*To do*
Count every line of the listing where the string "diagnostic" occurs, and reply with the count alone.

*Data for this exercise*
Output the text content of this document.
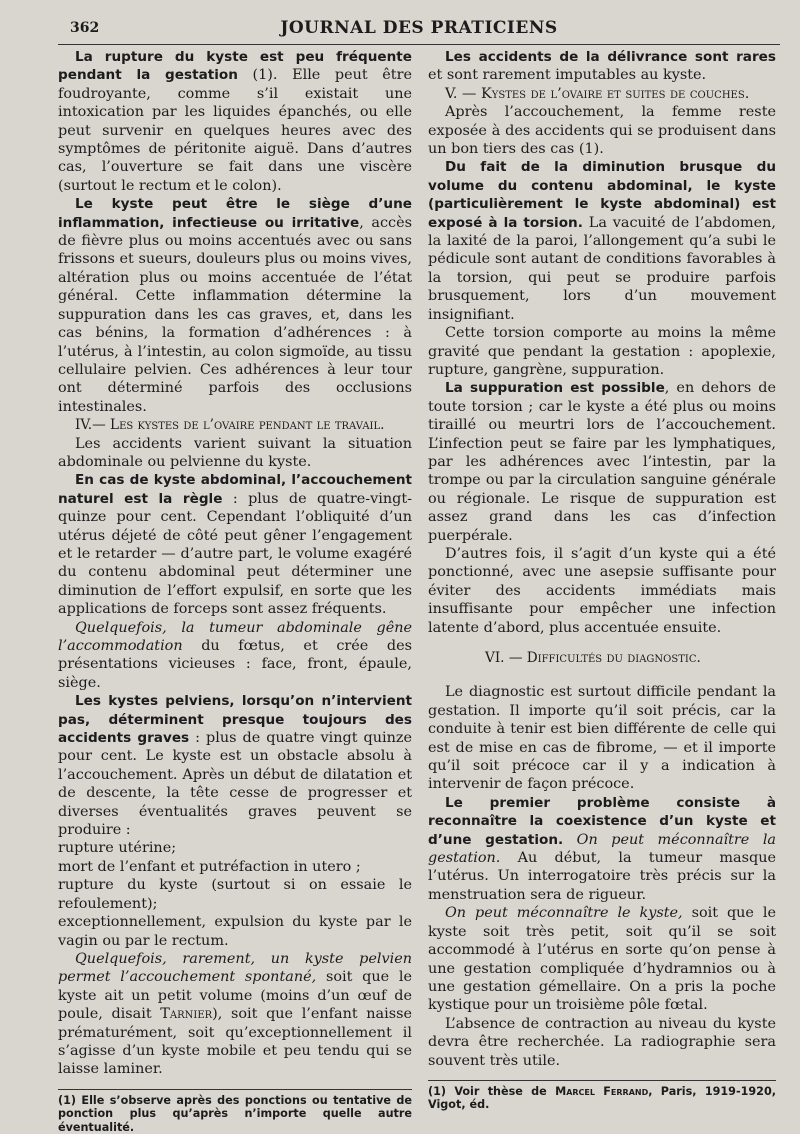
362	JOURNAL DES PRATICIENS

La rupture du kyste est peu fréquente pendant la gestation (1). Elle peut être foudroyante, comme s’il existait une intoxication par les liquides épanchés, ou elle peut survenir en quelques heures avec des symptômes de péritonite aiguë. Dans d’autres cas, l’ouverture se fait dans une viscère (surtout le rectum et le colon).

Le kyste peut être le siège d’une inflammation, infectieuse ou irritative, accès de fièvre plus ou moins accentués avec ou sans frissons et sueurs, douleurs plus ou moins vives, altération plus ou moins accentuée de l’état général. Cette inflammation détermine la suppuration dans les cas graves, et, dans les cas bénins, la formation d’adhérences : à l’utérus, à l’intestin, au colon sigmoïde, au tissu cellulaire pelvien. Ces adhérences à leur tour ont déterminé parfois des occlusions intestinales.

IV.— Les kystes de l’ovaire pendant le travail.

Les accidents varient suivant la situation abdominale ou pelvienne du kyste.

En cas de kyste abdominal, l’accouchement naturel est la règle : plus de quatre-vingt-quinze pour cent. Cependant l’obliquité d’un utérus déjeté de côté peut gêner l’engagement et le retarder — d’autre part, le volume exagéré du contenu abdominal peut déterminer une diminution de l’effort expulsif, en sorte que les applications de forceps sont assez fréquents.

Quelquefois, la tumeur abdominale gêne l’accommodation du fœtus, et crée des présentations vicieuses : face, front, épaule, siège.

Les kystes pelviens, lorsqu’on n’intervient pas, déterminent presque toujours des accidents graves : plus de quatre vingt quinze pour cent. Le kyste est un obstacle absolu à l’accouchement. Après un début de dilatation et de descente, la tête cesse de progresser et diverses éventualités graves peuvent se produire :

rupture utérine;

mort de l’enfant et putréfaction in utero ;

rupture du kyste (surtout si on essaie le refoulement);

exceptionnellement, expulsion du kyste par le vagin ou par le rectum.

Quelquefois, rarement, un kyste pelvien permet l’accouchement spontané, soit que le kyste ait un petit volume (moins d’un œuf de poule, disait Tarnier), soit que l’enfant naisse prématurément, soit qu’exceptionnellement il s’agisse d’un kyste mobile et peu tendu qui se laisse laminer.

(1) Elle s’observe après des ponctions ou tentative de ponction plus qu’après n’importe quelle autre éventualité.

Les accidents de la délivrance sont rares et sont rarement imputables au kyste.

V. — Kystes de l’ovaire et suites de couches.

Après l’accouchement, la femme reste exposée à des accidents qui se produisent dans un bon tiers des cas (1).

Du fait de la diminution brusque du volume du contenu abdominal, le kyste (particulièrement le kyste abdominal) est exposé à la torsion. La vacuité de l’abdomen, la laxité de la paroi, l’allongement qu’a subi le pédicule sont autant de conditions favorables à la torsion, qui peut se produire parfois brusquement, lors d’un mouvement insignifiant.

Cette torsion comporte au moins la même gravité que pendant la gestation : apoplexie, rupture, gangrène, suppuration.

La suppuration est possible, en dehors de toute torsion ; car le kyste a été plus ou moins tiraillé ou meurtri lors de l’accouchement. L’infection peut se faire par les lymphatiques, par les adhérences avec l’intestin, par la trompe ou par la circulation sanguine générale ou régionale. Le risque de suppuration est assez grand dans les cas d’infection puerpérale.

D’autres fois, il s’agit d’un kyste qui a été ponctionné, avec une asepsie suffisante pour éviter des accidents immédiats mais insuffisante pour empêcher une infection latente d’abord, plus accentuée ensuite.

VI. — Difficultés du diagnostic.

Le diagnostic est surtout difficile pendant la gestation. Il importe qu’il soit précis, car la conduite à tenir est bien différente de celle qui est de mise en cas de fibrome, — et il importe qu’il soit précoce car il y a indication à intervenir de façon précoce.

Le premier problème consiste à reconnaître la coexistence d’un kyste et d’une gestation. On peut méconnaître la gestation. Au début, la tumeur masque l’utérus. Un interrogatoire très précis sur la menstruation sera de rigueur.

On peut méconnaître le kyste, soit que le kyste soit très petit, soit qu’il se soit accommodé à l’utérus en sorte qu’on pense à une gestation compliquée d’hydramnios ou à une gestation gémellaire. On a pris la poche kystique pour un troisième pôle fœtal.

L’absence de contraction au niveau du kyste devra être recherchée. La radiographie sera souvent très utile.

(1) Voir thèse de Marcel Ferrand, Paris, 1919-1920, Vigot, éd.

*Correct output*
2